◆ WRITTEN EXERCISE
Look through the material below, count the lines containing the word "องการมากท", and state only the count.

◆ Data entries
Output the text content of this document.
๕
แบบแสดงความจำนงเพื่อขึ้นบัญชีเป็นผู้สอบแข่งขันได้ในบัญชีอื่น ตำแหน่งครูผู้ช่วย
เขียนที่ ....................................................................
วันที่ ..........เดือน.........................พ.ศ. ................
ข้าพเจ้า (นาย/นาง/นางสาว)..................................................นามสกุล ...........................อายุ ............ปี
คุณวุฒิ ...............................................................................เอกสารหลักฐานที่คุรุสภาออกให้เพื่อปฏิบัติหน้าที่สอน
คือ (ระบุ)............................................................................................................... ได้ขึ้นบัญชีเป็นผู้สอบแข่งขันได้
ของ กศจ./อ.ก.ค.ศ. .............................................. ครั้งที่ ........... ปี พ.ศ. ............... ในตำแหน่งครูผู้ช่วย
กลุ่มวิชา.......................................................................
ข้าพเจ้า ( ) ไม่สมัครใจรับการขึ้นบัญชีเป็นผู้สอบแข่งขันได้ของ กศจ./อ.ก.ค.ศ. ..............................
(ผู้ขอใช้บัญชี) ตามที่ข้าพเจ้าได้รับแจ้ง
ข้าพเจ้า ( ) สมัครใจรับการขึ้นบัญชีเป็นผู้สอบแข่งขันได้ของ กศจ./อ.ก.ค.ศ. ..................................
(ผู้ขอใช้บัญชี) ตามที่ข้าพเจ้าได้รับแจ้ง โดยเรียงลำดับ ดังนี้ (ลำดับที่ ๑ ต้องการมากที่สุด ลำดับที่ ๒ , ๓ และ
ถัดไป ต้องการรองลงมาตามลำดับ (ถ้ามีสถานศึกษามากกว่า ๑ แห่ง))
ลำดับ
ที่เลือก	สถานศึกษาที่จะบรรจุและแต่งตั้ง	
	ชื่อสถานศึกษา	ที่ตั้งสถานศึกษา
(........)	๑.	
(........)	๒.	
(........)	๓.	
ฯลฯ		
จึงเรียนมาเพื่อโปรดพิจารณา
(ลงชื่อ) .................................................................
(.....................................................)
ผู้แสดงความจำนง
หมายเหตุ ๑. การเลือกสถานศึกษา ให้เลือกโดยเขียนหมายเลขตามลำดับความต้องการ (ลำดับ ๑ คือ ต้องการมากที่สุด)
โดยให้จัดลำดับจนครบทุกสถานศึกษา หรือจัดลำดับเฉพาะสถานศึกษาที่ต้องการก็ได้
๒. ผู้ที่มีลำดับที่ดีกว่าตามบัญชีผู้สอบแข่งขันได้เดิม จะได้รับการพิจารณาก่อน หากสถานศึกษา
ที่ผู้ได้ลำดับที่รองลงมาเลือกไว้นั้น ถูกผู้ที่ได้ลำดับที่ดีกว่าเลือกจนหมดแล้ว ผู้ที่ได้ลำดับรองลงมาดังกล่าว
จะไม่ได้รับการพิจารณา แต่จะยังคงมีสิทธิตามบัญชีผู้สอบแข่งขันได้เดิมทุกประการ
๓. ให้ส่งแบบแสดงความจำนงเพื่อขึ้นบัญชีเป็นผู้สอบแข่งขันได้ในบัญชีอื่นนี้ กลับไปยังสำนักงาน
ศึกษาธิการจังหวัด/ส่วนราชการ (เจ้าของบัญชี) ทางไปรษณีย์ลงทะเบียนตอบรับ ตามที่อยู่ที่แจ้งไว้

◆ FULL RESPONSE
2